Objective: From the listing below, extract each line containing the string "text".

Records supplied:
## BEGIN
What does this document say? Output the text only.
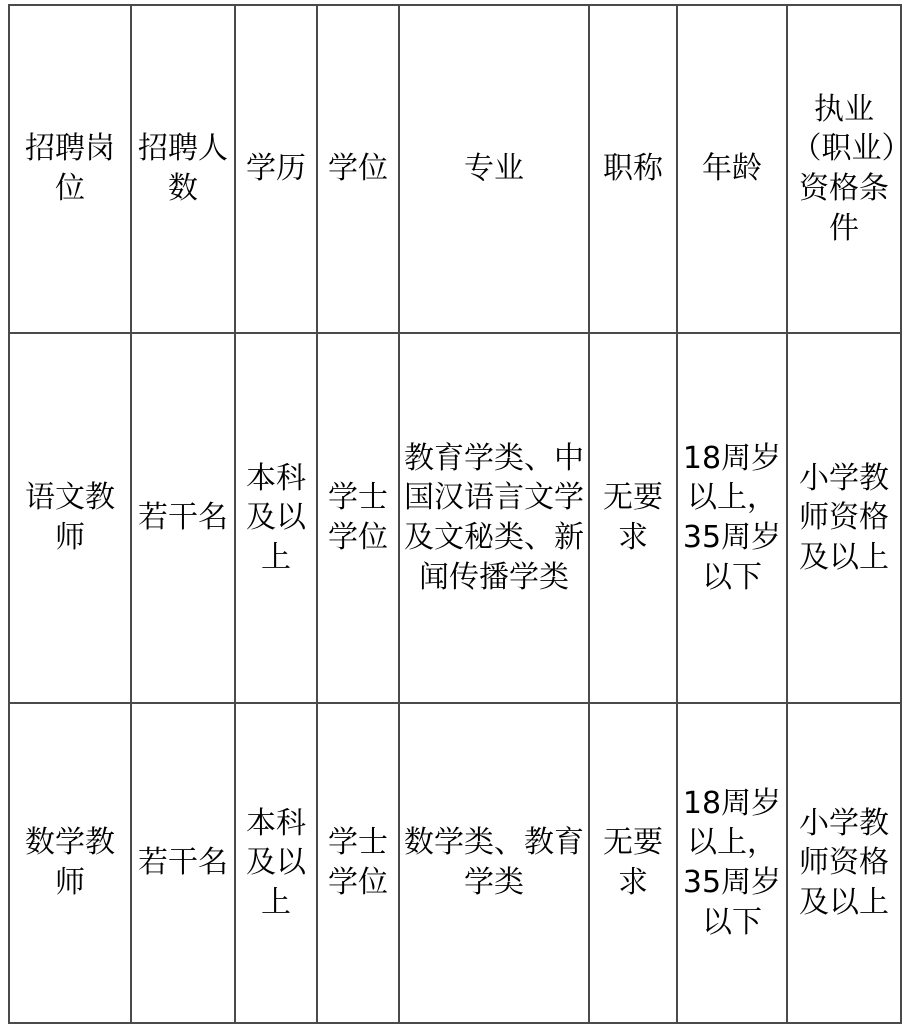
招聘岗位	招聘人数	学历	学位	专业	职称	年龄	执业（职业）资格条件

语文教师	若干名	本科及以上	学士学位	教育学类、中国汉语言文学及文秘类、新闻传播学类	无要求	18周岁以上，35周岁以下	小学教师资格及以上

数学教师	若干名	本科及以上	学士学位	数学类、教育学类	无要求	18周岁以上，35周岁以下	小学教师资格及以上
## END
## BEGIN
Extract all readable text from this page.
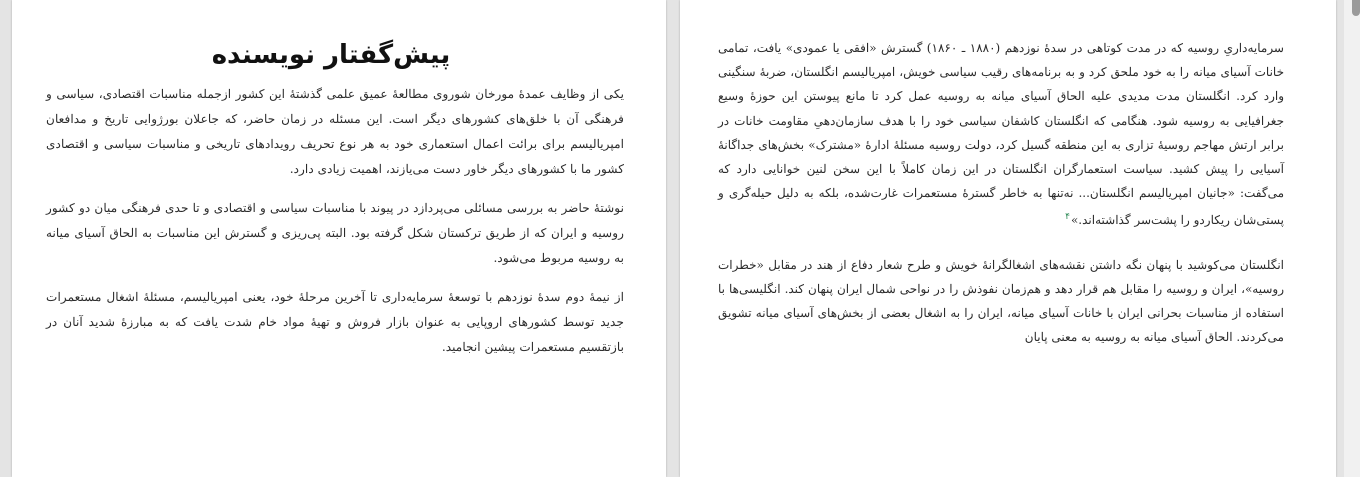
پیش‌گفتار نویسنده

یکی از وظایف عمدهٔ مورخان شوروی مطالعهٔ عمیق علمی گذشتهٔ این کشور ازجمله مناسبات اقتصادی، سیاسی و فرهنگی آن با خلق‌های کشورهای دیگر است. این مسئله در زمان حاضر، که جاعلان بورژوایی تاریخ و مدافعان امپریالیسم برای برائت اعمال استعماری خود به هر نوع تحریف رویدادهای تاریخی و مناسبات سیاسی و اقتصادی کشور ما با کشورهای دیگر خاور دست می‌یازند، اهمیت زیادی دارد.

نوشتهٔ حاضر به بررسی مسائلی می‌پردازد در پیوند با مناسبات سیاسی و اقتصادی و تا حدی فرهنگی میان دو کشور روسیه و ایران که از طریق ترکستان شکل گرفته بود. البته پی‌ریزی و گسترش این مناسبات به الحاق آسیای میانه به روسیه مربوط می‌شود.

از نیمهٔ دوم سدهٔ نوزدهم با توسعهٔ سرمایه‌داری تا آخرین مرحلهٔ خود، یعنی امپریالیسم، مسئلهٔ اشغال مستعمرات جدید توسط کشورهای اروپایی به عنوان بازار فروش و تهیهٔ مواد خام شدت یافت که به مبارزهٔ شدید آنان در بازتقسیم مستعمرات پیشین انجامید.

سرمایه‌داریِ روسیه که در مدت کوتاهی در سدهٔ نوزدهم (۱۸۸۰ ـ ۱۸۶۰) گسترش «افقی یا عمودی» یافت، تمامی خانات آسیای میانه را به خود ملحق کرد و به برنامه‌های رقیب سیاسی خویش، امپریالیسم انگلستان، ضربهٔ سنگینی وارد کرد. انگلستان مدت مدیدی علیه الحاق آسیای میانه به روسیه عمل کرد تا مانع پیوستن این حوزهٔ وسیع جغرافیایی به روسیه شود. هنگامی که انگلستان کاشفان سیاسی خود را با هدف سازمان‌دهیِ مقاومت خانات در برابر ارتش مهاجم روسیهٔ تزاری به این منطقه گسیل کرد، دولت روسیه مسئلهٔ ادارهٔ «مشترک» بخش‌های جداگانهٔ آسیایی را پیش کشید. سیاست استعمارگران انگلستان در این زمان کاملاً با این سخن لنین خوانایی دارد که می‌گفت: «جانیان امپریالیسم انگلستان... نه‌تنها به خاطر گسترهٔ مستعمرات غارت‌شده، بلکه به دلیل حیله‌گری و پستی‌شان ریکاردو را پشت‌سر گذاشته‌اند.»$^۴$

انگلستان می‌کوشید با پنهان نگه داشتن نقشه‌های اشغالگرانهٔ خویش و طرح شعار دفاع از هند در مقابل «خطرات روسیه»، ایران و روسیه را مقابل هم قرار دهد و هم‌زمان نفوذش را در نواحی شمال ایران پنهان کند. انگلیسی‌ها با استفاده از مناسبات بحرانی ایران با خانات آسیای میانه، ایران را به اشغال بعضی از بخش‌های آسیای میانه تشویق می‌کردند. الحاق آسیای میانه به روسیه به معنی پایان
## END
Result for this task:
What does this document say? Output the text only.
Extract all readable text from this page.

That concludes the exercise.